Dataset records
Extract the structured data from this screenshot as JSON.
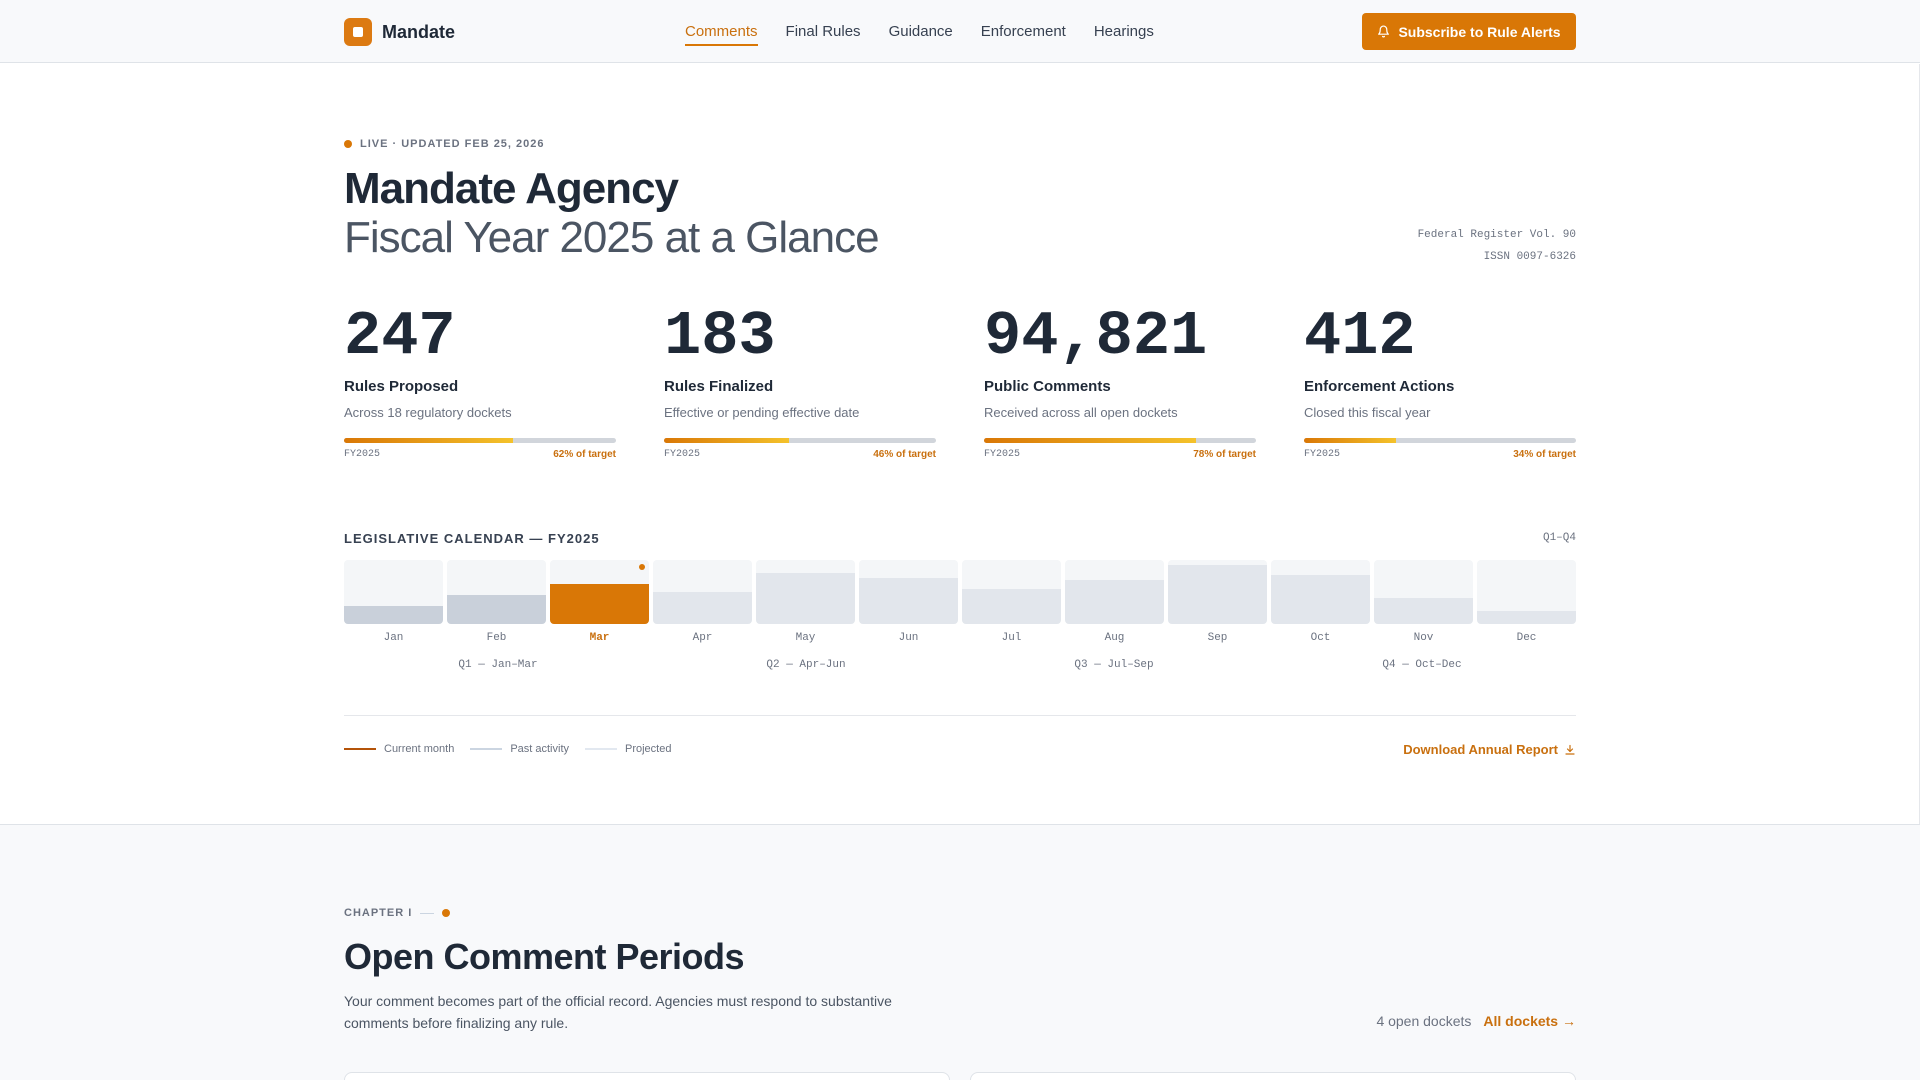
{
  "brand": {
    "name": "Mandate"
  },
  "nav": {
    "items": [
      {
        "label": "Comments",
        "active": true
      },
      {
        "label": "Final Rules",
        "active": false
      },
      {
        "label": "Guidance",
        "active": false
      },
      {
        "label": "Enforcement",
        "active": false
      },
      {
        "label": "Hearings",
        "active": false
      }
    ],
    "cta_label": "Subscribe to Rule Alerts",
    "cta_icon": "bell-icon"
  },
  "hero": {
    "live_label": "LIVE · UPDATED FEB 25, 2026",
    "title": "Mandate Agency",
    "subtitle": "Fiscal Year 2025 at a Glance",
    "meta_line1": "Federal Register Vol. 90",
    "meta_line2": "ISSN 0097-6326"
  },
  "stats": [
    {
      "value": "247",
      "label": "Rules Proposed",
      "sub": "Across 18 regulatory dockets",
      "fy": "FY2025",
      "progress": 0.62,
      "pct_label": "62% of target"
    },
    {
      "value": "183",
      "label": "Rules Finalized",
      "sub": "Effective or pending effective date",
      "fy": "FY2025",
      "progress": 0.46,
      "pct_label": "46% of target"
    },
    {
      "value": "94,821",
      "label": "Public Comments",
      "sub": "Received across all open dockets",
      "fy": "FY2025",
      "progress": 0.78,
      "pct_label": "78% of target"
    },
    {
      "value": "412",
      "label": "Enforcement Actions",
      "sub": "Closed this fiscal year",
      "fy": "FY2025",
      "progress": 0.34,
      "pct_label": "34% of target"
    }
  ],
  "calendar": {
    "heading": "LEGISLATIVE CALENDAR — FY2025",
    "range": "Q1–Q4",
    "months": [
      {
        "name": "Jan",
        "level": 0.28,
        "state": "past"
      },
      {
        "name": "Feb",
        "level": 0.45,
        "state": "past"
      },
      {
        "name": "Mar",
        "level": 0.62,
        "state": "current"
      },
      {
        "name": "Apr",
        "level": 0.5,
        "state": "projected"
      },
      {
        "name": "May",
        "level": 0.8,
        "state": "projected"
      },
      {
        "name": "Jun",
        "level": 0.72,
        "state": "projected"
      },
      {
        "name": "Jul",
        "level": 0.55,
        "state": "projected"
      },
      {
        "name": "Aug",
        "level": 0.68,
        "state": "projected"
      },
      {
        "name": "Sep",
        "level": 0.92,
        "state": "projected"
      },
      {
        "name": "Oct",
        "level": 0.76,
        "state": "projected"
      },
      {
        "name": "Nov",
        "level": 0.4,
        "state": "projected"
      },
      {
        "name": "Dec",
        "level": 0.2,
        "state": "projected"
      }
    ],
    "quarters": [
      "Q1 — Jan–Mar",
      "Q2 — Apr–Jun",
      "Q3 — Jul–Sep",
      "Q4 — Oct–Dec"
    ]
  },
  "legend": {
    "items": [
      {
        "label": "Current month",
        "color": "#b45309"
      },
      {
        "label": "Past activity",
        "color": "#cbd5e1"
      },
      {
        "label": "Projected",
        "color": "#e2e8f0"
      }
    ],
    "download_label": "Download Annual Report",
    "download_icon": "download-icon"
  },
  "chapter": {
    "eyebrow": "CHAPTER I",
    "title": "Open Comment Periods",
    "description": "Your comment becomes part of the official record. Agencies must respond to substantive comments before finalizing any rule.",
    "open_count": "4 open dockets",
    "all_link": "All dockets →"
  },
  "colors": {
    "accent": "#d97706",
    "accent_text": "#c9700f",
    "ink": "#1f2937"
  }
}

Objective:
Go through the entries above and print each one exactly, minus the pictures.

Complete output:
Extract the structured data from this screenshot as JSON.
{
  "brand": {
    "name": "Mandate"
  },
  "nav": {
    "items": [
      {
        "label": "Comments",
        "active": true
      },
      {
        "label": "Final Rules",
        "active": false
      },
      {
        "label": "Guidance",
        "active": false
      },
      {
        "label": "Enforcement",
        "active": false
      },
      {
        "label": "Hearings",
        "active": false
      }
    ],
    "cta_label": "Subscribe to Rule Alerts",
    "cta_icon": "bell-icon"
  },
  "hero": {
    "live_label": "LIVE · UPDATED FEB 25, 2026",
    "title": "Mandate Agency",
    "subtitle": "Fiscal Year 2025 at a Glance",
    "meta_line1": "Federal Register Vol. 90",
    "meta_line2": "ISSN 0097-6326"
  },
  "stats": [
    {
      "value": "247",
      "label": "Rules Proposed",
      "sub": "Across 18 regulatory dockets",
      "fy": "FY2025",
      "progress": 0.62,
      "pct_label": "62% of target"
    },
    {
      "value": "183",
      "label": "Rules Finalized",
      "sub": "Effective or pending effective date",
      "fy": "FY2025",
      "progress": 0.46,
      "pct_label": "46% of target"
    },
    {
      "value": "94,821",
      "label": "Public Comments",
      "sub": "Received across all open dockets",
      "fy": "FY2025",
      "progress": 0.78,
      "pct_label": "78% of target"
    },
    {
      "value": "412",
      "label": "Enforcement Actions",
      "sub": "Closed this fiscal year",
      "fy": "FY2025",
      "progress": 0.34,
      "pct_label": "34% of target"
    }
  ],
  "calendar": {
    "heading": "LEGISLATIVE CALENDAR — FY2025",
    "range": "Q1–Q4",
    "months": [
      {
        "name": "Jan",
        "level": 0.28,
        "state": "past"
      },
      {
        "name": "Feb",
        "level": 0.45,
        "state": "past"
      },
      {
        "name": "Mar",
        "level": 0.62,
        "state": "current"
      },
      {
        "name": "Apr",
        "level": 0.5,
        "state": "projected"
      },
      {
        "name": "May",
        "level": 0.8,
        "state": "projected"
      },
      {
        "name": "Jun",
        "level": 0.72,
        "state": "projected"
      },
      {
        "name": "Jul",
        "level": 0.55,
        "state": "projected"
      },
      {
        "name": "Aug",
        "level": 0.68,
        "state": "projected"
      },
      {
        "name": "Sep",
        "level": 0.92,
        "state": "projected"
      },
      {
        "name": "Oct",
        "level": 0.76,
        "state": "projected"
      },
      {
        "name": "Nov",
        "level": 0.4,
        "state": "projected"
      },
      {
        "name": "Dec",
        "level": 0.2,
        "state": "projected"
      }
    ],
    "quarters": [
      "Q1 — Jan–Mar",
      "Q2 — Apr–Jun",
      "Q3 — Jul–Sep",
      "Q4 — Oct–Dec"
    ]
  },
  "legend": {
    "items": [
      {
        "label": "Current month",
        "color": "#b45309"
      },
      {
        "label": "Past activity",
        "color": "#cbd5e1"
      },
      {
        "label": "Projected",
        "color": "#e2e8f0"
      }
    ],
    "download_label": "Download Annual Report",
    "download_icon": "download-icon"
  },
  "chapter": {
    "eyebrow": "CHAPTER I",
    "title": "Open Comment Periods",
    "description": "Your comment becomes part of the official record. Agencies must respond to substantive comments before finalizing any rule.",
    "open_count": "4 open dockets",
    "all_link": "All dockets →"
  },
  "colors": {
    "accent": "#d97706",
    "accent_text": "#c9700f",
    "ink": "#1f2937"
  }
}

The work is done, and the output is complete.